== WHAT TO DO ==
Reproduce every line in the listing that contains the word "series".

== DATA SHOWN ==
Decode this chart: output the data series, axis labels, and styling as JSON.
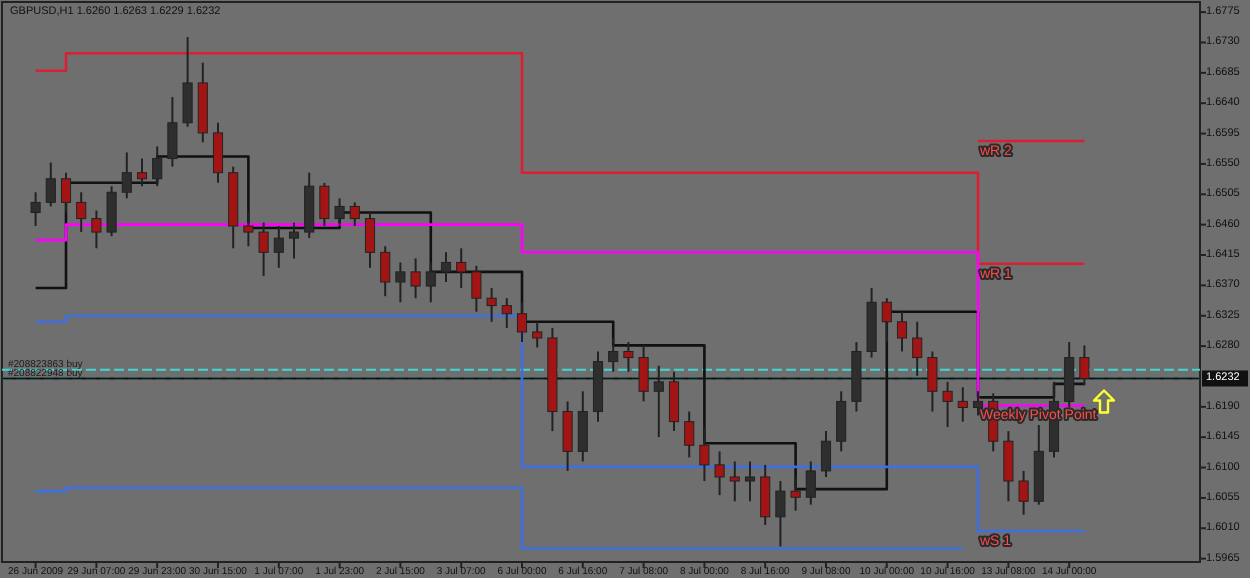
{
  "chart_data": {
    "type": "candlestick",
    "title": "GBPUSD,H1  1.6260 1.6263 1.6229 1.6232",
    "categories": [
      "26 Jun 2009",
      null,
      null,
      null,
      "29 Jun 07:00",
      null,
      null,
      null,
      "29 Jun 23:00",
      null,
      null,
      null,
      "30 Jun 15:00",
      null,
      null,
      null,
      "1 Jul 07:00",
      null,
      null,
      null,
      "1 Jul 23:00",
      null,
      null,
      null,
      "2 Jul 15:00",
      null,
      null,
      null,
      "3 Jul 07:00",
      null,
      null,
      null,
      "6 Jul 00:00",
      null,
      null,
      null,
      "6 Jul 16:00",
      null,
      null,
      null,
      "7 Jul 08:00",
      null,
      null,
      null,
      "8 Jul 00:00",
      null,
      null,
      null,
      "8 Jul 16:00",
      null,
      null,
      null,
      "9 Jul 08:00",
      null,
      null,
      null,
      "10 Jul 00:00",
      null,
      null,
      null,
      "10 Jul 16:00",
      null,
      null,
      null,
      "13 Jul 08:00",
      null,
      null,
      null,
      "14 Jul 00:00",
      null
    ],
    "ohlc": [
      [
        1.6478,
        1.6508,
        1.6458,
        1.6493
      ],
      [
        1.6493,
        1.6552,
        1.6487,
        1.6528
      ],
      [
        1.6528,
        1.6537,
        1.6478,
        1.6493
      ],
      [
        1.6493,
        1.6508,
        1.6449,
        1.6469
      ],
      [
        1.6469,
        1.6481,
        1.6425,
        1.6449
      ],
      [
        1.6449,
        1.6517,
        1.6443,
        1.6508
      ],
      [
        1.6508,
        1.6567,
        1.6499,
        1.6537
      ],
      [
        1.6537,
        1.6558,
        1.6517,
        1.6528
      ],
      [
        1.6528,
        1.6576,
        1.6517,
        1.6558
      ],
      [
        1.6558,
        1.6649,
        1.6546,
        1.6611
      ],
      [
        1.6611,
        1.6738,
        1.6605,
        1.667
      ],
      [
        1.667,
        1.67,
        1.6582,
        1.6596
      ],
      [
        1.6596,
        1.6611,
        1.6522,
        1.6537
      ],
      [
        1.6537,
        1.6546,
        1.6425,
        1.6458
      ],
      [
        1.6458,
        1.6478,
        1.6428,
        1.6449
      ],
      [
        1.6449,
        1.6463,
        1.6384,
        1.6419
      ],
      [
        1.6419,
        1.6458,
        1.6396,
        1.644
      ],
      [
        1.644,
        1.6463,
        1.641,
        1.6449
      ],
      [
        1.6449,
        1.6537,
        1.644,
        1.6517
      ],
      [
        1.6517,
        1.6522,
        1.6458,
        1.6469
      ],
      [
        1.6469,
        1.6499,
        1.6458,
        1.6487
      ],
      [
        1.6487,
        1.6493,
        1.6458,
        1.6469
      ],
      [
        1.6469,
        1.6478,
        1.6396,
        1.6419
      ],
      [
        1.6419,
        1.6428,
        1.6354,
        1.6375
      ],
      [
        1.6375,
        1.6404,
        1.6345,
        1.639
      ],
      [
        1.639,
        1.641,
        1.6351,
        1.6369
      ],
      [
        1.6369,
        1.6404,
        1.6345,
        1.639
      ],
      [
        1.639,
        1.6419,
        1.6375,
        1.6404
      ],
      [
        1.6404,
        1.6425,
        1.6366,
        1.639
      ],
      [
        1.639,
        1.6399,
        1.6331,
        1.6351
      ],
      [
        1.6351,
        1.6366,
        1.6316,
        1.634
      ],
      [
        1.634,
        1.6351,
        1.6307,
        1.6328
      ],
      [
        1.6328,
        1.6345,
        1.6286,
        1.6301
      ],
      [
        1.6301,
        1.6316,
        1.6278,
        1.6292
      ],
      [
        1.6292,
        1.6307,
        1.6154,
        1.6183
      ],
      [
        1.6183,
        1.6198,
        1.6095,
        1.6124
      ],
      [
        1.6124,
        1.6213,
        1.6109,
        1.6183
      ],
      [
        1.6183,
        1.6272,
        1.6168,
        1.6257
      ],
      [
        1.6257,
        1.6292,
        1.6242,
        1.6272
      ],
      [
        1.6272,
        1.6286,
        1.6242,
        1.6263
      ],
      [
        1.6263,
        1.6281,
        1.6198,
        1.6213
      ],
      [
        1.6213,
        1.6251,
        1.6145,
        1.6227
      ],
      [
        1.6227,
        1.6242,
        1.6154,
        1.6168
      ],
      [
        1.6168,
        1.6183,
        1.6115,
        1.6133
      ],
      [
        1.6133,
        1.616,
        1.608,
        1.6104
      ],
      [
        1.6104,
        1.6124,
        1.6059,
        1.6086
      ],
      [
        1.6086,
        1.6109,
        1.605,
        1.608
      ],
      [
        1.608,
        1.6109,
        1.605,
        1.6086
      ],
      [
        1.6086,
        1.6104,
        1.6015,
        1.6027
      ],
      [
        1.6027,
        1.608,
        1.5983,
        1.6065
      ],
      [
        1.6065,
        1.6086,
        1.6036,
        1.6056
      ],
      [
        1.6056,
        1.6109,
        1.6045,
        1.6095
      ],
      [
        1.6095,
        1.6154,
        1.6086,
        1.6139
      ],
      [
        1.6139,
        1.6213,
        1.6124,
        1.6198
      ],
      [
        1.6198,
        1.6286,
        1.6183,
        1.6272
      ],
      [
        1.6272,
        1.6366,
        1.6263,
        1.6345
      ],
      [
        1.6345,
        1.6351,
        1.6286,
        1.6316
      ],
      [
        1.6316,
        1.6331,
        1.6272,
        1.6292
      ],
      [
        1.6292,
        1.6316,
        1.6236,
        1.6263
      ],
      [
        1.6263,
        1.6272,
        1.6183,
        1.6213
      ],
      [
        1.6213,
        1.6227,
        1.616,
        1.6198
      ],
      [
        1.6198,
        1.6219,
        1.6168,
        1.6189
      ],
      [
        1.6189,
        1.6213,
        1.6177,
        1.6198
      ],
      [
        1.6198,
        1.621,
        1.6124,
        1.6139
      ],
      [
        1.6139,
        1.6154,
        1.605,
        1.608
      ],
      [
        1.608,
        1.6095,
        1.603,
        1.605
      ],
      [
        1.605,
        1.6163,
        1.6045,
        1.6124
      ],
      [
        1.6124,
        1.6227,
        1.6115,
        1.6198
      ],
      [
        1.6198,
        1.6286,
        1.6189,
        1.6263
      ],
      [
        1.6263,
        1.6281,
        1.6222,
        1.6232
      ]
    ],
    "colors": [
      "#2e2e2e",
      "#2e2e2e",
      "#a31515",
      "#a31515",
      "#a31515",
      "#2e2e2e",
      "#2e2e2e",
      "#a31515",
      "#2e2e2e",
      "#2e2e2e",
      "#2e2e2e",
      "#a31515",
      "#a31515",
      "#a31515",
      "#a31515",
      "#a31515",
      "#2e2e2e",
      "#2e2e2e",
      "#2e2e2e",
      "#a31515",
      "#2e2e2e",
      "#a31515",
      "#a31515",
      "#a31515",
      "#2e2e2e",
      "#a31515",
      "#2e2e2e",
      "#2e2e2e",
      "#a31515",
      "#a31515",
      "#a31515",
      "#a31515",
      "#a31515",
      "#a31515",
      "#a31515",
      "#a31515",
      "#2e2e2e",
      "#2e2e2e",
      "#2e2e2e",
      "#a31515",
      "#a31515",
      "#2e2e2e",
      "#a31515",
      "#a31515",
      "#a31515",
      "#a31515",
      "#a31515",
      "#2e2e2e",
      "#a31515",
      "#2e2e2e",
      "#a31515",
      "#2e2e2e",
      "#2e2e2e",
      "#2e2e2e",
      "#2e2e2e",
      "#2e2e2e",
      "#a31515",
      "#a31515",
      "#a31515",
      "#a31515",
      "#a31515",
      "#a31515",
      "#2e2e2e",
      "#a31515",
      "#a31515",
      "#a31515",
      "#2e2e2e",
      "#2e2e2e",
      "#2e2e2e",
      "#a31515"
    ],
    "series": [
      {
        "type": "step",
        "color": "#111111",
        "values": [
          1.6366,
          1.6366,
          1.6522,
          1.6522,
          1.6522,
          1.6522,
          1.6522,
          1.6522,
          1.6561,
          1.6561,
          1.6561,
          1.6561,
          1.6561,
          1.6561,
          1.6455,
          1.6455,
          1.6455,
          1.6455,
          1.6455,
          1.6455,
          1.6478,
          1.6478,
          1.6478,
          1.6478,
          1.6478,
          1.6478,
          1.639,
          1.639,
          1.639,
          1.639,
          1.639,
          1.639,
          1.6316,
          1.6316,
          1.6316,
          1.6316,
          1.6316,
          1.6316,
          1.6281,
          1.6281,
          1.6281,
          1.6281,
          1.6281,
          1.6281,
          1.6136,
          1.6136,
          1.6136,
          1.6136,
          1.6136,
          1.6136,
          1.6068,
          1.6068,
          1.6068,
          1.6068,
          1.6068,
          1.6068,
          1.6331,
          1.6331,
          1.6331,
          1.6331,
          1.6331,
          1.6331,
          1.6204,
          1.6204,
          1.6204,
          1.6204,
          1.6204,
          1.6224,
          1.6224,
          1.6224
        ]
      },
      {
        "type": "step",
        "color": "#dc1e32",
        "values": [
          1.6688,
          1.6688,
          1.6714,
          1.6714,
          1.6714,
          1.6714,
          1.6714,
          1.6714,
          1.6714,
          1.6714,
          1.6714,
          1.6714,
          1.6714,
          1.6714,
          1.6714,
          1.6714,
          1.6714,
          1.6714,
          1.6714,
          1.6714,
          1.6714,
          1.6714,
          1.6714,
          1.6714,
          1.6714,
          1.6714,
          1.6714,
          1.6714,
          1.6714,
          1.6714,
          1.6714,
          1.6714,
          1.6537,
          1.6537,
          1.6537,
          1.6537,
          1.6537,
          1.6537,
          1.6537,
          1.6537,
          1.6537,
          1.6537,
          1.6537,
          1.6537,
          1.6537,
          1.6537,
          1.6537,
          1.6537,
          1.6537,
          1.6537,
          1.6537,
          1.6537,
          1.6537,
          1.6537,
          1.6537,
          1.6537,
          1.6537,
          1.6537,
          1.6537,
          1.6537,
          1.6537,
          1.6537,
          1.6402,
          1.6402,
          1.6402,
          1.6402,
          1.6402,
          1.6402,
          1.6402,
          1.6402
        ]
      },
      {
        "type": "step",
        "color": "#dc1e32",
        "values": [
          null,
          null,
          null,
          null,
          null,
          null,
          null,
          null,
          null,
          null,
          null,
          null,
          null,
          null,
          null,
          null,
          null,
          null,
          null,
          null,
          null,
          null,
          null,
          null,
          null,
          null,
          null,
          null,
          null,
          null,
          null,
          null,
          null,
          null,
          null,
          null,
          null,
          null,
          null,
          null,
          null,
          null,
          null,
          null,
          null,
          null,
          null,
          null,
          null,
          null,
          null,
          null,
          null,
          null,
          null,
          null,
          null,
          null,
          null,
          null,
          null,
          null,
          1.6584,
          1.6584,
          1.6584,
          1.6584,
          1.6584,
          1.6584,
          1.6584,
          1.6584
        ]
      },
      {
        "type": "step",
        "color": "#ff00ff",
        "values": [
          1.6437,
          1.6437,
          1.646,
          1.646,
          1.646,
          1.646,
          1.646,
          1.646,
          1.646,
          1.646,
          1.646,
          1.646,
          1.646,
          1.646,
          1.646,
          1.646,
          1.646,
          1.646,
          1.646,
          1.646,
          1.646,
          1.646,
          1.646,
          1.646,
          1.646,
          1.646,
          1.646,
          1.646,
          1.646,
          1.646,
          1.646,
          1.646,
          1.6419,
          1.6419,
          1.6419,
          1.6419,
          1.6419,
          1.6419,
          1.6419,
          1.6419,
          1.6419,
          1.6419,
          1.6419,
          1.6419,
          1.6419,
          1.6419,
          1.6419,
          1.6419,
          1.6419,
          1.6419,
          1.6419,
          1.6419,
          1.6419,
          1.6419,
          1.6419,
          1.6419,
          1.6419,
          1.6419,
          1.6419,
          1.6419,
          1.6419,
          1.6419,
          1.6192,
          1.6192,
          1.6192,
          1.6192,
          1.6192,
          1.6192,
          1.6192,
          1.6192
        ]
      },
      {
        "type": "step",
        "color": "#3f6fe0",
        "values": [
          1.6316,
          1.6316,
          1.6325,
          1.6325,
          1.6325,
          1.6325,
          1.6325,
          1.6325,
          1.6325,
          1.6325,
          1.6325,
          1.6325,
          1.6325,
          1.6325,
          1.6325,
          1.6325,
          1.6325,
          1.6325,
          1.6325,
          1.6325,
          1.6325,
          1.6325,
          1.6325,
          1.6325,
          1.6325,
          1.6325,
          1.6325,
          1.6325,
          1.6325,
          1.6325,
          1.6325,
          1.6325,
          1.6101,
          1.6101,
          1.6101,
          1.6101,
          1.6101,
          1.6101,
          1.6101,
          1.6101,
          1.6101,
          1.6101,
          1.6101,
          1.6101,
          1.6101,
          1.6101,
          1.6101,
          1.6101,
          1.6101,
          1.6101,
          1.6101,
          1.6101,
          1.6101,
          1.6101,
          1.6101,
          1.6101,
          1.6101,
          1.6101,
          1.6101,
          1.6101,
          1.6101,
          1.6101,
          1.6006,
          1.6006,
          1.6006,
          1.6006,
          1.6006,
          1.6006,
          1.6006,
          1.6006
        ]
      },
      {
        "type": "step",
        "color": "#3f6fe0",
        "values": [
          1.6065,
          1.6065,
          1.607,
          1.607,
          1.607,
          1.607,
          1.607,
          1.607,
          1.607,
          1.607,
          1.607,
          1.607,
          1.607,
          1.607,
          1.607,
          1.607,
          1.607,
          1.607,
          1.607,
          1.607,
          1.607,
          1.607,
          1.607,
          1.607,
          1.607,
          1.607,
          1.607,
          1.607,
          1.607,
          1.607,
          1.607,
          1.607,
          1.598,
          1.598,
          1.598,
          1.598,
          1.598,
          1.598,
          1.598,
          1.598,
          1.598,
          1.598,
          1.598,
          1.598,
          1.598,
          1.598,
          1.598,
          1.598,
          1.598,
          1.598,
          1.598,
          1.598,
          1.598,
          1.598,
          1.598,
          1.598,
          1.598,
          1.598,
          1.598,
          1.598,
          1.598,
          1.598,
          null,
          null,
          null,
          null,
          null,
          null,
          null,
          null
        ]
      }
    ],
    "ylim": [
      1.596,
      1.679
    ],
    "yticks": [
      1.5965,
      {
        "value": 1.601,
        "label": "1.6010"
      },
      1.6055,
      {
        "value": 1.61,
        "label": "1.6100"
      },
      1.6145,
      {
        "value": 1.619,
        "label": "1.6190"
      },
      {
        "value": 1.628,
        "label": "1.6280"
      },
      1.6325,
      {
        "value": 1.637,
        "label": "1.6370"
      },
      1.6415,
      {
        "value": 1.646,
        "label": "1.6460"
      },
      1.6505,
      {
        "value": 1.655,
        "label": "1.6550"
      },
      1.6595,
      {
        "value": 1.664,
        "label": "1.6640"
      },
      1.6685,
      {
        "value": 1.673,
        "label": "1.6730"
      },
      1.6775
    ],
    "ref_lines": [
      {
        "axis": "y",
        "value": 1.6245,
        "label": "#208823863 buy",
        "color": "#40d8d0",
        "line_style": "dashed"
      },
      {
        "axis": "y",
        "value": 1.6232,
        "label": "#208822948 buy",
        "color": "#40d8d0",
        "line_style": "dashed"
      },
      {
        "axis": "y",
        "value": 1.6232,
        "label": "1.6232",
        "color": "#111111"
      }
    ],
    "annotations": [
      {
        "text": "wR 2",
        "y": 1.6584
      },
      {
        "text": "wR 1",
        "y": 1.6402
      },
      {
        "text": "Weekly Pivot Point",
        "y": 1.6192
      },
      {
        "text": "wS 1",
        "y": 1.6006
      }
    ]
  }
}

== OUTPUT FOR THIS TASK ==
Decode this chart: output the data series, axis labels, and styling as JSON.
    "series": [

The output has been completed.